[Collected data entries]
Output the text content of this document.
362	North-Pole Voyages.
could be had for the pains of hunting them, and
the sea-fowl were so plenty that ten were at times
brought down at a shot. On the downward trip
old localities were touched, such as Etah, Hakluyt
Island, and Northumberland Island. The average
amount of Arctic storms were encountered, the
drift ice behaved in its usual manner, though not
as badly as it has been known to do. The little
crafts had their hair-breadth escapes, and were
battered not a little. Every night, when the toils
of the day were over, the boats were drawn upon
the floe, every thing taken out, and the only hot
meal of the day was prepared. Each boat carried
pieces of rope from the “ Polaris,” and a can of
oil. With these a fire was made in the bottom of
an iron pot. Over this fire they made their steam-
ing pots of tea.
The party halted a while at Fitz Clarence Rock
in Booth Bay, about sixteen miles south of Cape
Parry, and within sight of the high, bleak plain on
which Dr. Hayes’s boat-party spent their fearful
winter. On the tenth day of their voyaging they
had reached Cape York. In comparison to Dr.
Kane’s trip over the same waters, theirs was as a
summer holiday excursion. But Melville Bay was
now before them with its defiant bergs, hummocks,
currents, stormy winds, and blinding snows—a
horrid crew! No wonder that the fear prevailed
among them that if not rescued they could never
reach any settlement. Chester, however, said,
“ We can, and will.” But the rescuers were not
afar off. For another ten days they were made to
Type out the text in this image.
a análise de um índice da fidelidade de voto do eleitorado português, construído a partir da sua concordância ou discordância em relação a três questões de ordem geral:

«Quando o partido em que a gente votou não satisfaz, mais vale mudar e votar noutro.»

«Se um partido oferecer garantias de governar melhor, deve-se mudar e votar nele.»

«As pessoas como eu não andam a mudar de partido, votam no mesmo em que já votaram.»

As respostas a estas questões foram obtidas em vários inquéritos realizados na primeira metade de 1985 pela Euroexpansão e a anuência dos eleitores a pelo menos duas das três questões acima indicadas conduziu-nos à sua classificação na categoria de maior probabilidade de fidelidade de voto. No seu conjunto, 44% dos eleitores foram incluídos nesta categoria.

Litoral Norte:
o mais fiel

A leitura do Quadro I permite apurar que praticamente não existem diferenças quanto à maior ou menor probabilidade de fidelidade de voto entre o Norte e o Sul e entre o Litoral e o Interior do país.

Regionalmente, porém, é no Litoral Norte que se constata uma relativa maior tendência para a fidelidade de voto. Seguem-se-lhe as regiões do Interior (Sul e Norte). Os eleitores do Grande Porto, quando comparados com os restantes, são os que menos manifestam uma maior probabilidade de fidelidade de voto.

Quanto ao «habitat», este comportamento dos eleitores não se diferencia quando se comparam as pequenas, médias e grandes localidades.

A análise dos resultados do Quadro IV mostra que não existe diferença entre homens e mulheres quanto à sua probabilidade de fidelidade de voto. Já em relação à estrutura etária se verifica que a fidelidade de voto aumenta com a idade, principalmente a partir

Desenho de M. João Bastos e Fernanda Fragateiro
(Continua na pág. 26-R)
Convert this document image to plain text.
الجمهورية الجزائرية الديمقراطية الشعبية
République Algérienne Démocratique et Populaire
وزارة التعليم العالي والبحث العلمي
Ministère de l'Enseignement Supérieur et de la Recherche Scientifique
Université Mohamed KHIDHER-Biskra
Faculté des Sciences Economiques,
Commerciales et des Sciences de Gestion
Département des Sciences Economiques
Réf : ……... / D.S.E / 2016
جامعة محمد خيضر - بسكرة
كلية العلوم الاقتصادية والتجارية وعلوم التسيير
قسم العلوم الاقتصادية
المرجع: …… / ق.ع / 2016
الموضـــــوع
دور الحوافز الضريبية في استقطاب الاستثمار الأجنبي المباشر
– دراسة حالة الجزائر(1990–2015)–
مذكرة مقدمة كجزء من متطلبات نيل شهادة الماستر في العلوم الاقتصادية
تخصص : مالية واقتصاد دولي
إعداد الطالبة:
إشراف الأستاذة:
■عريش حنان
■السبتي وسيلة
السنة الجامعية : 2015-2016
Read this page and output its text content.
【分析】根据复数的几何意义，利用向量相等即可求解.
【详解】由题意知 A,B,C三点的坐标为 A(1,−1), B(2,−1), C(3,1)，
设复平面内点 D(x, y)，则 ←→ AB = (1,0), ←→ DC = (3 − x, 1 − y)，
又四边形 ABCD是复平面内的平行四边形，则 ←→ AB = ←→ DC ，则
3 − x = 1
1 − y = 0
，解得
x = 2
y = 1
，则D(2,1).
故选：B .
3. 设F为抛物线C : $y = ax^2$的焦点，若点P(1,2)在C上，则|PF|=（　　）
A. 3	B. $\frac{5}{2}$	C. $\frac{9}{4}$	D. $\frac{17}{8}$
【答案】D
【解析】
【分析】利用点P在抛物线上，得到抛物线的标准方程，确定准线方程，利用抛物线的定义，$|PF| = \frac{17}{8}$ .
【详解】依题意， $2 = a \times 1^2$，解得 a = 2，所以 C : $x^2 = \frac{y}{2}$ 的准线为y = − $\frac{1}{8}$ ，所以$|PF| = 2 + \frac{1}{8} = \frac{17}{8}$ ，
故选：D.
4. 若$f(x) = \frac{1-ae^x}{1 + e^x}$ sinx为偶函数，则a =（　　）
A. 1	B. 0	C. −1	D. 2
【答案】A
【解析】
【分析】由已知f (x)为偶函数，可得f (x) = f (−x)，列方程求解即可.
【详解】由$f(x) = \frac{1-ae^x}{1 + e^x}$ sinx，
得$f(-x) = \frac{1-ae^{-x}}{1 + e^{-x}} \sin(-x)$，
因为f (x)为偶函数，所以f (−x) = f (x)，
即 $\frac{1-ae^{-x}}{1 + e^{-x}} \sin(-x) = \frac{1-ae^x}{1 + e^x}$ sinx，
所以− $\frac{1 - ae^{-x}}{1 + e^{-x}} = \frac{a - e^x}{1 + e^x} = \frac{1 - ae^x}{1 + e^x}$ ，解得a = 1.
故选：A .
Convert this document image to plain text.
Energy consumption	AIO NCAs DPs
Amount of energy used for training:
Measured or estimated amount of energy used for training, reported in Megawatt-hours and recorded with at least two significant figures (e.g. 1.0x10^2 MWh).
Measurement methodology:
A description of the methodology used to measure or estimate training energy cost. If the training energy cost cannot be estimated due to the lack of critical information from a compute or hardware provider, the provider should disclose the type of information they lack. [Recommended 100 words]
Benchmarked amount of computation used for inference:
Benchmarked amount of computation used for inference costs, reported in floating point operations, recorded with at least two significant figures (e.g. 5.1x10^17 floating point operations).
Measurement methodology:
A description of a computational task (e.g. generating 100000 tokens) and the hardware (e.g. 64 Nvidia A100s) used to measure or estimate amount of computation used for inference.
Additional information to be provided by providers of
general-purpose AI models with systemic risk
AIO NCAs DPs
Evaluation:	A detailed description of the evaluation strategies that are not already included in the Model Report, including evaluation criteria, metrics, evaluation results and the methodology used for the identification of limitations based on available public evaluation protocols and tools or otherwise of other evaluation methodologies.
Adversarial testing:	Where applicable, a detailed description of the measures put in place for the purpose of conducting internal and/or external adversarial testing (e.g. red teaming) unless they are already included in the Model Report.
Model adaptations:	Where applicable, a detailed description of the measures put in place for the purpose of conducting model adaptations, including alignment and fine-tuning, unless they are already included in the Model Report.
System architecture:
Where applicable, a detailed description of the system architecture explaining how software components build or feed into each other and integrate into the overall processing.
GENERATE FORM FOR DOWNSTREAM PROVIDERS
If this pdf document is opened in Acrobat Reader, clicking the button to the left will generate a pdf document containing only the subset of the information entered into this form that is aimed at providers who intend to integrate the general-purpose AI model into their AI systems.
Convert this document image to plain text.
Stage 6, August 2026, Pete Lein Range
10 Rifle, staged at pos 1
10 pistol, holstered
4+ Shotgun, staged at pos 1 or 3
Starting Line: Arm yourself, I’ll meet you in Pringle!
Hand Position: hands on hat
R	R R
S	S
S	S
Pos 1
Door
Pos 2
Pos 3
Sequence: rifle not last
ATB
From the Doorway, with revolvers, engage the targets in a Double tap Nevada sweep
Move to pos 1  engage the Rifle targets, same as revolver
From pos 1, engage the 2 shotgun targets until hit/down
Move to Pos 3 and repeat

• Task statement: Identify the lines that hold the word "party". Copy every one of them.

• The response:
The party halted a while at Fitz Clarence Rock
which Dr. Hayes’s boat-party spent their fearful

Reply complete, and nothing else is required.